__Required task__:
Copy the lines holding the word "ГЛАВА", all of them.

__Provided entries__:
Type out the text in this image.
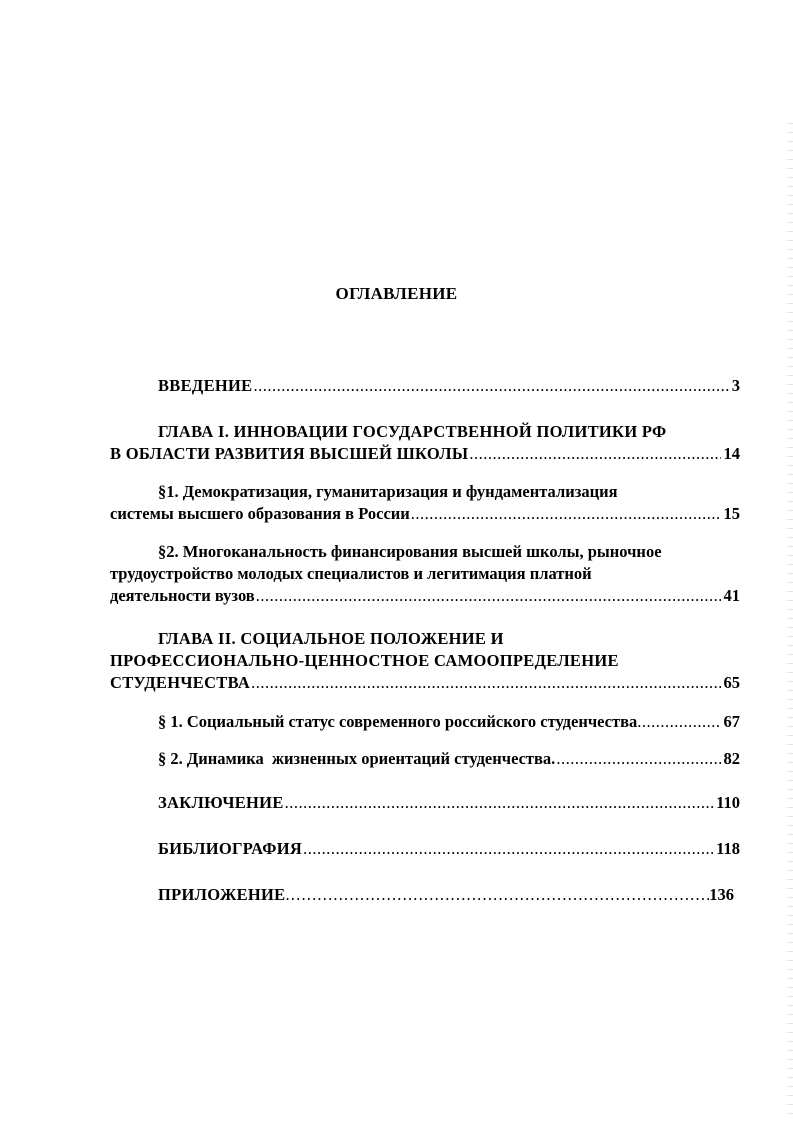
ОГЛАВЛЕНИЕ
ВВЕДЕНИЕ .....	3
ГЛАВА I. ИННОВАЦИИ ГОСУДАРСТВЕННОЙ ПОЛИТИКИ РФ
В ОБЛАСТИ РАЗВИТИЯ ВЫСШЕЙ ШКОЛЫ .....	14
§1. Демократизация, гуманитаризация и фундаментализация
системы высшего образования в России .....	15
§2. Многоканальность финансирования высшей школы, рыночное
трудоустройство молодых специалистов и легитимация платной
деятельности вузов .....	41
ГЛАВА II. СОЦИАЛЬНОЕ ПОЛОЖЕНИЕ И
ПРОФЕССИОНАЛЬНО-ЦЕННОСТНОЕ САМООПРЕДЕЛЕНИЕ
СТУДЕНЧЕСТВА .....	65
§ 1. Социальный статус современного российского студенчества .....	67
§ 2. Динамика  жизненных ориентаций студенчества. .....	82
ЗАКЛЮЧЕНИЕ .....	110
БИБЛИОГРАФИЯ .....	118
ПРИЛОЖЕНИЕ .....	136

__Answer for the task__:
ГЛАВА I. ИННОВАЦИИ ГОСУДАРСТВЕННОЙ ПОЛИТИКИ РФ
ГЛАВА II. СОЦИАЛЬНОЕ ПОЛОЖЕНИЕ И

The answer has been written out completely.